What is required: Collect each line of the entries that holds the string "муници".

Start of Material for this task

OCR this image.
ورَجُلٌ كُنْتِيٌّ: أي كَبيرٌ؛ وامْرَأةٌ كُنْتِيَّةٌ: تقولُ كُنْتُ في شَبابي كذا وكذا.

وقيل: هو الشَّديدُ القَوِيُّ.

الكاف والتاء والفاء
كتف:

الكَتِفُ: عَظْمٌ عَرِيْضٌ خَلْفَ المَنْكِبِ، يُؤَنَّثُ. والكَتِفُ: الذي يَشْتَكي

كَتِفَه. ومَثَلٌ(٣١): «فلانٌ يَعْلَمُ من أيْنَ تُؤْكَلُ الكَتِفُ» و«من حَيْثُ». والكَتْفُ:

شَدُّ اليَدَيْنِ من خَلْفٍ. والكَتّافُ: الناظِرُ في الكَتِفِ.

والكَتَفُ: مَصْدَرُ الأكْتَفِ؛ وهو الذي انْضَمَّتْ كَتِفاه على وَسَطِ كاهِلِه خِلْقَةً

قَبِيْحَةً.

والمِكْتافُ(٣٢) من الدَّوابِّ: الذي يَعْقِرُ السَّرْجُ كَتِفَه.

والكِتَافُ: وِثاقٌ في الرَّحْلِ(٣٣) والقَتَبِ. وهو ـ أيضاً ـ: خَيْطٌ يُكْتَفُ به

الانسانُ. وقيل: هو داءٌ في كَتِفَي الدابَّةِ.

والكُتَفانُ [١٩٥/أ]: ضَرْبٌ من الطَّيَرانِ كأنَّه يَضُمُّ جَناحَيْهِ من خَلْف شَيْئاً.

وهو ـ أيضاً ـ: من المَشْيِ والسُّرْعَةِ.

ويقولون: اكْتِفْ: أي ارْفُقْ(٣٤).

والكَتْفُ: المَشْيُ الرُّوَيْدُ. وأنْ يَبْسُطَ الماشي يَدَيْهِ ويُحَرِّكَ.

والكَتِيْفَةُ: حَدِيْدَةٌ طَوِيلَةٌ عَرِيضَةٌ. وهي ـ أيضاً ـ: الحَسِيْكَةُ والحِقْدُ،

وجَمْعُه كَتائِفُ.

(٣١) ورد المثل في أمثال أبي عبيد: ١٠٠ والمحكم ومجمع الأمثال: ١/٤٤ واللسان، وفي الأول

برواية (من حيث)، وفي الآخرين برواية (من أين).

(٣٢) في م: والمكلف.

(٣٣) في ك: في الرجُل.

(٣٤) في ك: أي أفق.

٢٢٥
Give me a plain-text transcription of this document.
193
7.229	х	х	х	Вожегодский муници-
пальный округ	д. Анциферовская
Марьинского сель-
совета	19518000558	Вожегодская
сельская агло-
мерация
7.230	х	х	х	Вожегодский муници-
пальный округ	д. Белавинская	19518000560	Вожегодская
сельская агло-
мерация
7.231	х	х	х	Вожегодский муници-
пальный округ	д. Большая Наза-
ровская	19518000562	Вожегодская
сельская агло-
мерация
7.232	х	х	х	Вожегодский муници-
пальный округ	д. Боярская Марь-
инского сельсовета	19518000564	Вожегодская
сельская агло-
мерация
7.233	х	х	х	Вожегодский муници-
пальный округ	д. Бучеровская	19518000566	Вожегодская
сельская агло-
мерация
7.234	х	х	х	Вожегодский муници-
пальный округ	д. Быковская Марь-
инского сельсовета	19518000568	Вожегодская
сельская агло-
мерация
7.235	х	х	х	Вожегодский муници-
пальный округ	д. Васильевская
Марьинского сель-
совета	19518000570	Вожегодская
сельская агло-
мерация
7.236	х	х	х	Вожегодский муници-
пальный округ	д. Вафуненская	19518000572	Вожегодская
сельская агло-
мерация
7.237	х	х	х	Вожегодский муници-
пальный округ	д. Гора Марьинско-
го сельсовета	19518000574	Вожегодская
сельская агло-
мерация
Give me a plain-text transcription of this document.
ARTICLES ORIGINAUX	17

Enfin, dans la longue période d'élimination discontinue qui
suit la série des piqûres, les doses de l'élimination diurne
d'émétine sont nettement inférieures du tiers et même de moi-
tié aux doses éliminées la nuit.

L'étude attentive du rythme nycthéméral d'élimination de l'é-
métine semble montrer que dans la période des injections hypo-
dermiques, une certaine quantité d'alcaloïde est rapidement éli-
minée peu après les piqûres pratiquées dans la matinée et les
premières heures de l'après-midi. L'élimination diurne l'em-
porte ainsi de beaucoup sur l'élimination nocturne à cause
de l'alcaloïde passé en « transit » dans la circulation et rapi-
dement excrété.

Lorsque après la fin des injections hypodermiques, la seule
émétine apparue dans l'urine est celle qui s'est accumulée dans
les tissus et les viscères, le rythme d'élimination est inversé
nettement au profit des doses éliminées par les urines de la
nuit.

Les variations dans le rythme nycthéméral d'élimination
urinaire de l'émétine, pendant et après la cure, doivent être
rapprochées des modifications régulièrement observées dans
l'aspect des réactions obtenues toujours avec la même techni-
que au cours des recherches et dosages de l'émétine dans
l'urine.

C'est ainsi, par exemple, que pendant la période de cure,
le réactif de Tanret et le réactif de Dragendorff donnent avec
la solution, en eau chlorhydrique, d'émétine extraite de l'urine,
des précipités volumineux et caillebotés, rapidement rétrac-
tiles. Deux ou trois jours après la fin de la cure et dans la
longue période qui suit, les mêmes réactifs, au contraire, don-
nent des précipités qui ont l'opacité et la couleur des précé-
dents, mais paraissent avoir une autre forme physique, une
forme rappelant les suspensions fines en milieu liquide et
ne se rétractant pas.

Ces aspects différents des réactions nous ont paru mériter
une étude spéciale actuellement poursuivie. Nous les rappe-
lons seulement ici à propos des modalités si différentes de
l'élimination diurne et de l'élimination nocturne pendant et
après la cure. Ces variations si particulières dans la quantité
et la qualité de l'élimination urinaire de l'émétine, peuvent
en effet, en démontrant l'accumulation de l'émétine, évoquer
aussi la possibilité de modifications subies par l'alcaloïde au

End of Material for this task

Written reply:
7.229	х	х	х	Вожегодский муници-
7.230	х	х	х	Вожегодский муници-
7.231	х	х	х	Вожегодский муници-
7.232	х	х	х	Вожегодский муници-
7.233	х	х	х	Вожегодский муници-
7.234	х	х	х	Вожегодский муници-
7.235	х	х	х	Вожегодский муници-
7.236	х	х	х	Вожегодский муници-
7.237	х	х	х	Вожегодский муници-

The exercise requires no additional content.